[Data records]

* * * *

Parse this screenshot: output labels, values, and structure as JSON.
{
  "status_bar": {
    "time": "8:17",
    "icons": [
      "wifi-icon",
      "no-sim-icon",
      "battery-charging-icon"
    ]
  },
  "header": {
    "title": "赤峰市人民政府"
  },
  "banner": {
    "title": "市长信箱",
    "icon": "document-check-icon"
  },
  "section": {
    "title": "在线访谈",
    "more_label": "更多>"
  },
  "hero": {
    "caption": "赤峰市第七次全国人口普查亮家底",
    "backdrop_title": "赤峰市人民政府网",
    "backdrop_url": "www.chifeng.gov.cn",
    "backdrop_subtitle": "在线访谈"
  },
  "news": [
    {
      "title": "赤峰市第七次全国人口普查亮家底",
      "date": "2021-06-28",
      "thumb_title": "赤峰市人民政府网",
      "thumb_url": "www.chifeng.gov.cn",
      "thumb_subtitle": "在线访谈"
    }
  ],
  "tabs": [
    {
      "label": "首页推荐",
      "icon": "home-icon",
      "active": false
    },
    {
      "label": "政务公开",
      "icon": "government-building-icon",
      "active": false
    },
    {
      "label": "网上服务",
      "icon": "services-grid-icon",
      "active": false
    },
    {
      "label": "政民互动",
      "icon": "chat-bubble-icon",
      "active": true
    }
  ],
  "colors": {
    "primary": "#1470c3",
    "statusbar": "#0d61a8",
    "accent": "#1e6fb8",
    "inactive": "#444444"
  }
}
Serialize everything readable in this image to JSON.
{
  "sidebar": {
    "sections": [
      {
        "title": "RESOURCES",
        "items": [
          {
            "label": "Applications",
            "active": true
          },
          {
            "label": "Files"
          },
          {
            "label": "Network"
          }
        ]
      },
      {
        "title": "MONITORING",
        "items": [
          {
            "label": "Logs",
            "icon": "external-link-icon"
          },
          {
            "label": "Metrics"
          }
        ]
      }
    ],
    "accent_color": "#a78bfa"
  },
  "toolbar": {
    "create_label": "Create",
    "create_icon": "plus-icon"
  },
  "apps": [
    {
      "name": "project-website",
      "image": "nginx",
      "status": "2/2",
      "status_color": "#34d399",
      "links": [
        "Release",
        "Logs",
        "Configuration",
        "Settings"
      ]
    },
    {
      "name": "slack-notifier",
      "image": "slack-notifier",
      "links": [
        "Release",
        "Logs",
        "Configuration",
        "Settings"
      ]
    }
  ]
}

* * * *

• Short task
Copy every line of the records word for word.

• Answer to this task
Parse this screenshot: output labels, values, and structure as JSON.
{
  "status_bar": {
    "time": "8:17",
    "icons": [
      "wifi-icon",
      "no-sim-icon",
      "battery-charging-icon"
    ]
  },
  "header": {
    "title": "赤峰市人民政府"
  },
  "banner": {
    "title": "市长信箱",
    "icon": "document-check-icon"
  },
  "section": {
    "title": "在线访谈",
    "more_label": "更多>"
  },
  "hero": {
    "caption": "赤峰市第七次全国人口普查亮家底",
    "backdrop_title": "赤峰市人民政府网",
    "backdrop_url": "www.chifeng.gov.cn",
    "backdrop_subtitle": "在线访谈"
  },
  "news": [
    {
      "title": "赤峰市第七次全国人口普查亮家底",
      "date": "2021-06-28",
      "thumb_title": "赤峰市人民政府网",
      "thumb_url": "www.chifeng.gov.cn",
      "thumb_subtitle": "在线访谈"
    }
  ],
  "tabs": [
    {
      "label": "首页推荐",
      "icon": "home-icon",
      "active": false
    },
    {
      "label": "政务公开",
      "icon": "government-building-icon",
      "active": false
    },
    {
      "label": "网上服务",
      "icon": "services-grid-icon",
      "active": false
    },
    {
      "label": "政民互动",
      "icon": "chat-bubble-icon",
      "active": true
    }
  ],
  "colors": {
    "primary": "#1470c3",
    "statusbar": "#0d61a8",
    "accent": "#1e6fb8",
    "inactive": "#444444"
  }
}
Serialize everything readable in this image to JSON.
{
  "sidebar": {
    "sections": [
      {
        "title": "RESOURCES",
        "items": [
          {
            "label": "Applications",
            "active": true
          },
          {
            "label": "Files"
          },
          {
            "label": "Network"
          }
        ]
      },
      {
        "title": "MONITORING",
        "items": [
          {
            "label": "Logs",
            "icon": "external-link-icon"
          },
          {
            "label": "Metrics"
          }
        ]
      }
    ],
    "accent_color": "#a78bfa"
  },
  "toolbar": {
    "create_label": "Create",
    "create_icon": "plus-icon"
  },
  "apps": [
    {
      "name": "project-website",
      "image": "nginx",
      "status": "2/2",
      "status_color": "#34d399",
      "links": [
        "Release",
        "Logs",
        "Configuration",
        "Settings"
      ]
    },
    {
      "name": "slack-notifier",
      "image": "slack-notifier",
      "links": [
        "Release",
        "Logs",
        "Configuration",
        "Settings"
      ]
    }
  ]
}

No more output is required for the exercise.